• Your task
For every line in the records that has the word "component", make a copy.

** start of Provided material **

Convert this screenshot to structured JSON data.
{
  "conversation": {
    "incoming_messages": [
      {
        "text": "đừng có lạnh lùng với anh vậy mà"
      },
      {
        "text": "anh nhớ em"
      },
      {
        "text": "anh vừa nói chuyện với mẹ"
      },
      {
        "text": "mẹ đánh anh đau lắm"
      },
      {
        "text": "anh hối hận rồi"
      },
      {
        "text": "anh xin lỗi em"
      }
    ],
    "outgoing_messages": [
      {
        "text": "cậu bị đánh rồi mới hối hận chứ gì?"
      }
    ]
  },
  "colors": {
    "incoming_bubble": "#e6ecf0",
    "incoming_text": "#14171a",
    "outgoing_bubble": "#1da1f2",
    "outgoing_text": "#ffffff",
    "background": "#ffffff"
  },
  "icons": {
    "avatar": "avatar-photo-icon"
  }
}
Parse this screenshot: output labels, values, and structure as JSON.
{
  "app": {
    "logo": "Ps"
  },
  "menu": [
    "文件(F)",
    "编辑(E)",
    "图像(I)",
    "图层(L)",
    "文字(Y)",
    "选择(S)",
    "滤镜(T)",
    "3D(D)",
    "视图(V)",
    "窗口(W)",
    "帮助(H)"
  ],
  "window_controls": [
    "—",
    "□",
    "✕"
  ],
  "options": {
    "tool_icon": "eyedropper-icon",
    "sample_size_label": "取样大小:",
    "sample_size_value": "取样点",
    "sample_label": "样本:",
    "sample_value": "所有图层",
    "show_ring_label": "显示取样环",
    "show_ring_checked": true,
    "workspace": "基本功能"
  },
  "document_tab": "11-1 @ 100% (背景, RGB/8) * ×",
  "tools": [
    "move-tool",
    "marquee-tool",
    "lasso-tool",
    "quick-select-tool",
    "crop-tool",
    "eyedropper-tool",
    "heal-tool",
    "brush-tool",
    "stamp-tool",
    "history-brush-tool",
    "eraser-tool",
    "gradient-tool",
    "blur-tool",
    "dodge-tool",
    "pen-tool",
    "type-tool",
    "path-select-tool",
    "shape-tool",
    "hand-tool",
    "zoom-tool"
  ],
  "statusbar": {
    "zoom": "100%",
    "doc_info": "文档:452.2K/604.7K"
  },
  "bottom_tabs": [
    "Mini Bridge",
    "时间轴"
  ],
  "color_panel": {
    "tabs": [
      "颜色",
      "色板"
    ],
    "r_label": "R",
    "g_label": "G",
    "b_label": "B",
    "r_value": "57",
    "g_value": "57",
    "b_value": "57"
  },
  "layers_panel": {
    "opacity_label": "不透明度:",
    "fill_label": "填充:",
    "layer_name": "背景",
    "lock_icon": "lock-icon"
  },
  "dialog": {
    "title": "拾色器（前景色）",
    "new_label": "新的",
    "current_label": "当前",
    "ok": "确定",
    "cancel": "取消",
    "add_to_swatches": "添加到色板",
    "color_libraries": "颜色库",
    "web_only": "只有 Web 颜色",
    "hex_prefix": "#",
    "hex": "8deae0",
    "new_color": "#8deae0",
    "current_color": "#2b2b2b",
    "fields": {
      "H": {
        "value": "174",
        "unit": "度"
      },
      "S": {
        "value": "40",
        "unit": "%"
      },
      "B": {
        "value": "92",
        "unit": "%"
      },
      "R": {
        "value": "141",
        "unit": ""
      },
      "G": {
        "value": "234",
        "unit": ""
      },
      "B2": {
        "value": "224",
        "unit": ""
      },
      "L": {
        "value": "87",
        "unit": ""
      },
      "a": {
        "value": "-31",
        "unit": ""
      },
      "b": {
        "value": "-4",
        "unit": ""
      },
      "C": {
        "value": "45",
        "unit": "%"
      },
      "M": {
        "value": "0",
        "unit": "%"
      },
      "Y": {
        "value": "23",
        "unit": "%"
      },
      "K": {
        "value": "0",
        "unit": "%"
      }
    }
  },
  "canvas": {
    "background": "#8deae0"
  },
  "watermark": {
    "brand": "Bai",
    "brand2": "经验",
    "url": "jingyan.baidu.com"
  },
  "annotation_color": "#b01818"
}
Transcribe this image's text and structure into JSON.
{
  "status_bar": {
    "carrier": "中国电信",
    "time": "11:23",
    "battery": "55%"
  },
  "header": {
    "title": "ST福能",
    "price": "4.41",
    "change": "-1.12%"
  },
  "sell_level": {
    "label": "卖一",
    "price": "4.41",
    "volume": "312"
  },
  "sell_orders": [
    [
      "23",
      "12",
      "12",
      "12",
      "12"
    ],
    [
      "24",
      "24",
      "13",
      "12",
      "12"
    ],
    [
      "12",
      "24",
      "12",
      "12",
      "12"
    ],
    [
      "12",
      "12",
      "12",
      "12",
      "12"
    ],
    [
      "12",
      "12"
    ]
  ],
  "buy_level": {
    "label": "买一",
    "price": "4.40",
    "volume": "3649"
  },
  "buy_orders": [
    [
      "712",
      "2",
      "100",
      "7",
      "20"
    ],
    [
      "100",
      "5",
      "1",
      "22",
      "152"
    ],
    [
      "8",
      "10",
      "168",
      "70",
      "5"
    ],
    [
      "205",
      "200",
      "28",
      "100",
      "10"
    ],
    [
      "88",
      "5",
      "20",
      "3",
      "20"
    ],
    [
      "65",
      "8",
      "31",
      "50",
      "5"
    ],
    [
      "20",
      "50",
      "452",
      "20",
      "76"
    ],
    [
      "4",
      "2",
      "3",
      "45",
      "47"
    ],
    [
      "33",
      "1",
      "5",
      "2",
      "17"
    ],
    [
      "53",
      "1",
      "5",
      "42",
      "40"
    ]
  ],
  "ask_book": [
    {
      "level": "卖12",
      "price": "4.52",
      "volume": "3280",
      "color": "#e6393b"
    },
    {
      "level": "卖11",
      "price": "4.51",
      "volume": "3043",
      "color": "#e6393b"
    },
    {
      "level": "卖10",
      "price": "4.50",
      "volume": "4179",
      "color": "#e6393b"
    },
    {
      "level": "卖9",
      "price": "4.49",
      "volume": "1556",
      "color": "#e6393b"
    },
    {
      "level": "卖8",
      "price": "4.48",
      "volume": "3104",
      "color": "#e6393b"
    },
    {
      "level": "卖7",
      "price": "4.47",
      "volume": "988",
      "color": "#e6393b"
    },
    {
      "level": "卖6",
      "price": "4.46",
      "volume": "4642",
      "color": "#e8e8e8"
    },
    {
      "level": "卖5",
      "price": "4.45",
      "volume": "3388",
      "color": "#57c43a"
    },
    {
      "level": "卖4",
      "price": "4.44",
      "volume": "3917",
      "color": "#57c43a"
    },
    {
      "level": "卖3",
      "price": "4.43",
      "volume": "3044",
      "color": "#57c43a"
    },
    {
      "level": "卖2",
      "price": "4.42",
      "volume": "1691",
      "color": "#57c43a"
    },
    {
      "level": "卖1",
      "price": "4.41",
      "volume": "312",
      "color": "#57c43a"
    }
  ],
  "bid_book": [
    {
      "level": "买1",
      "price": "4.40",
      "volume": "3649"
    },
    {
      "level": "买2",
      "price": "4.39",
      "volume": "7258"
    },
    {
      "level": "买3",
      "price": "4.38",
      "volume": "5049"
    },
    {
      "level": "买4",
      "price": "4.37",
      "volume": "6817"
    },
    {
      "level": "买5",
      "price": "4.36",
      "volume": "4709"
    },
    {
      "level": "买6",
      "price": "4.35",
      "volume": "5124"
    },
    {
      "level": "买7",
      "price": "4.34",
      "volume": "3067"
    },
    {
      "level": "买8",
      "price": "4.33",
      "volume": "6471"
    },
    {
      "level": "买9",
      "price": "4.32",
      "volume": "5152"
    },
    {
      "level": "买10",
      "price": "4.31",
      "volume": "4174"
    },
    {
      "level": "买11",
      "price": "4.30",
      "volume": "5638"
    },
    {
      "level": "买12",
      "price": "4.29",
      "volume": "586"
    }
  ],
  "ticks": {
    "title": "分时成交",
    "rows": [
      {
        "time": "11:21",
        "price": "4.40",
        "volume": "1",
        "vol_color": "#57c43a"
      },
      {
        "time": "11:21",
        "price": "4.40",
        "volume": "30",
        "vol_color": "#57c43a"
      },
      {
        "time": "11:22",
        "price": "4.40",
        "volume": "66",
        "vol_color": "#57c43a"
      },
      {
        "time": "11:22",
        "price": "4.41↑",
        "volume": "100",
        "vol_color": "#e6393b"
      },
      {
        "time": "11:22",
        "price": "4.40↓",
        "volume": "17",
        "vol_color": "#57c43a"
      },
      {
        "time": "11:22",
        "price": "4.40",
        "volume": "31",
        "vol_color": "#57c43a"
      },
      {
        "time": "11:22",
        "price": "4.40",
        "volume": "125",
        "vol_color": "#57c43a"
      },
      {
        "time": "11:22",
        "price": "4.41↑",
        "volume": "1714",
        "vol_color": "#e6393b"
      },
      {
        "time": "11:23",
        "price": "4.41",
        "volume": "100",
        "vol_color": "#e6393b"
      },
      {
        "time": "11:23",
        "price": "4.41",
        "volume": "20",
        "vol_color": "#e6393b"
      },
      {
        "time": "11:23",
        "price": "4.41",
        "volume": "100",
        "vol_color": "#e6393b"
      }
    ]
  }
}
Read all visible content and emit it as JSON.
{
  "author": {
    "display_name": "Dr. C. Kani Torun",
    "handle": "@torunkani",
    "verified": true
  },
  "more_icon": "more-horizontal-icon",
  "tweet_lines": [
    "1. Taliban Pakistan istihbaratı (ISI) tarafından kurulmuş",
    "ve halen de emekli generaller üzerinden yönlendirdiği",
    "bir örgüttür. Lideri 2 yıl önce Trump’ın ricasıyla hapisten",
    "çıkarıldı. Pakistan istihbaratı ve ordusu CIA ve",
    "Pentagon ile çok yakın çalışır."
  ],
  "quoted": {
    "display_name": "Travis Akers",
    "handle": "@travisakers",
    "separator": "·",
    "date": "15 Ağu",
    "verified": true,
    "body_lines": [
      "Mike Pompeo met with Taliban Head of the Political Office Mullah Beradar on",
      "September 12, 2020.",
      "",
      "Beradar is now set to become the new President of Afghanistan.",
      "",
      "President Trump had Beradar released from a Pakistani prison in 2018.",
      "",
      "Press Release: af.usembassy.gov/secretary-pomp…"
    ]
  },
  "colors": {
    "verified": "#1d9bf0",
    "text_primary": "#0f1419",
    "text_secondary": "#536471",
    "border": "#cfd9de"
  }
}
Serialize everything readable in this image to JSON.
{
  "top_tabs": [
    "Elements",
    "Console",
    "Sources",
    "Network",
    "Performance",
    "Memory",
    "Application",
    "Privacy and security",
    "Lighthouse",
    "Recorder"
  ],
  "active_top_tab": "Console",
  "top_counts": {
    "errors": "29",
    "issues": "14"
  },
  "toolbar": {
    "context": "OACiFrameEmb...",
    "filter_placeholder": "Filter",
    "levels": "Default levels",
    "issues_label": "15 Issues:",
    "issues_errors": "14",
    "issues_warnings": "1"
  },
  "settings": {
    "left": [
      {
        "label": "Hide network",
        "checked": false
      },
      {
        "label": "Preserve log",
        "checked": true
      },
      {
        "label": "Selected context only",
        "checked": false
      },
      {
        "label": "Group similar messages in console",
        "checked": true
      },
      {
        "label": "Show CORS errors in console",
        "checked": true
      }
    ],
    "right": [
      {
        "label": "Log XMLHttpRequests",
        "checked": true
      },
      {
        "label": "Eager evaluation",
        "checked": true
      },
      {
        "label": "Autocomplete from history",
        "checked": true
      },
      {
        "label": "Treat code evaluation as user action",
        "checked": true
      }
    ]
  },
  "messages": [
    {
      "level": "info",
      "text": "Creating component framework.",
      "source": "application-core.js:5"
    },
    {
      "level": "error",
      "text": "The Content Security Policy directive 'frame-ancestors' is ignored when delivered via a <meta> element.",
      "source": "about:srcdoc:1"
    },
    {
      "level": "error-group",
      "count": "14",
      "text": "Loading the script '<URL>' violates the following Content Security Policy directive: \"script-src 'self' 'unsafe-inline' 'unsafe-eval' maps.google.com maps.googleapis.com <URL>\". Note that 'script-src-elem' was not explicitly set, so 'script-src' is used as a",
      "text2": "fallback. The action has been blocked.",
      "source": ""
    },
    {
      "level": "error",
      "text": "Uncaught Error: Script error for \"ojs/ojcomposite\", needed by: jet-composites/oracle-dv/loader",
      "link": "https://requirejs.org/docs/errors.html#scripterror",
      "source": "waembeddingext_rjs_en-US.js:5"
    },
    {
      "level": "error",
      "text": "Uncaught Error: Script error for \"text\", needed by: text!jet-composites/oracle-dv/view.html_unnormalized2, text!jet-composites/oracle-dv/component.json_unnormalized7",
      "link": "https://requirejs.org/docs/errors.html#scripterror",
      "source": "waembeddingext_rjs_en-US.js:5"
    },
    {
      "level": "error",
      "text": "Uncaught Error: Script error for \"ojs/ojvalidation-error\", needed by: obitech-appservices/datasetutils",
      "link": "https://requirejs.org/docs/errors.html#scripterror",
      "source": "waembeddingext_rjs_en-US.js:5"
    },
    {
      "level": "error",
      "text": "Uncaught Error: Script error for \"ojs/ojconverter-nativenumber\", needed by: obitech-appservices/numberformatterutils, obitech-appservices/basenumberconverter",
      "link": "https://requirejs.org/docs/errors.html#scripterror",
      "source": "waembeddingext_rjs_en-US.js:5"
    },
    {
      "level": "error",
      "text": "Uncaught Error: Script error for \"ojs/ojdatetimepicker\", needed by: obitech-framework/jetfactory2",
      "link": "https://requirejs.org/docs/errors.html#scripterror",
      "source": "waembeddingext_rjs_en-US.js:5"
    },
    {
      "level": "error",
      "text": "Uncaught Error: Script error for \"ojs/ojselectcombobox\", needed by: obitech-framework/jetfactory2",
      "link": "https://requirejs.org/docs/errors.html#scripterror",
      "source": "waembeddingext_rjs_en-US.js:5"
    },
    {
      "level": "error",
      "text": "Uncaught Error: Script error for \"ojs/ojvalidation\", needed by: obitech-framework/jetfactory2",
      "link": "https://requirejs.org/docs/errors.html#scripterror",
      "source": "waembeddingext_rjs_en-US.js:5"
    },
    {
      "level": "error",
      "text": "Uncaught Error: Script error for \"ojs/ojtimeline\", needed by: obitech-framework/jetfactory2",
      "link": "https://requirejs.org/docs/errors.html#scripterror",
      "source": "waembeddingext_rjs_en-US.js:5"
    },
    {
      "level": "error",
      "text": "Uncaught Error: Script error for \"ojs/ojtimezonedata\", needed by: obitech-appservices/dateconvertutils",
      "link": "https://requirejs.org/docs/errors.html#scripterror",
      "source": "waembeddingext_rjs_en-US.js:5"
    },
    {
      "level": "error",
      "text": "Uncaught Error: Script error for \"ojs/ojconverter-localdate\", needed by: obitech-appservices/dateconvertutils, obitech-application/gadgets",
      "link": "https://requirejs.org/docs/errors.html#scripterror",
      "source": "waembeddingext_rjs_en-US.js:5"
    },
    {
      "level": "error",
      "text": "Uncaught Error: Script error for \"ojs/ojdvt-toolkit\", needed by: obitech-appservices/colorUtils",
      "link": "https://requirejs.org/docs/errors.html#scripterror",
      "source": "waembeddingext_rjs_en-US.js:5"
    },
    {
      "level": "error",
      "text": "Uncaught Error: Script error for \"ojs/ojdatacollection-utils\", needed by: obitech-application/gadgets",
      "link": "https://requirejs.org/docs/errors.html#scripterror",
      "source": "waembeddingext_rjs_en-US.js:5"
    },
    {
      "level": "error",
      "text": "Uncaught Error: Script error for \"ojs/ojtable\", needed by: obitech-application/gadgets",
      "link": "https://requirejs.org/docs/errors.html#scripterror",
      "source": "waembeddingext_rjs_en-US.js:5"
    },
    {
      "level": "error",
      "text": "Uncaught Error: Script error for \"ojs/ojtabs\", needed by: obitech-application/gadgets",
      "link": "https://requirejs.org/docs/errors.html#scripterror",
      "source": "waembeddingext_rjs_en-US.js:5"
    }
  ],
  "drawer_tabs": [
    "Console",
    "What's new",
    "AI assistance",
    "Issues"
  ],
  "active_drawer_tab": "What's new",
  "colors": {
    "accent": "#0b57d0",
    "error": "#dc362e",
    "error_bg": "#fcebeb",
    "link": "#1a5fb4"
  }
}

** end of Provided material **

• Solution to this problem
      "text": "Creating component framework.",
      "text": "Uncaught Error: Script error for \"text\", needed by: text!jet-composites/oracle-dv/view.html_unnormalized2, text!jet-composites/oracle-dv/component.json_unnormalized7",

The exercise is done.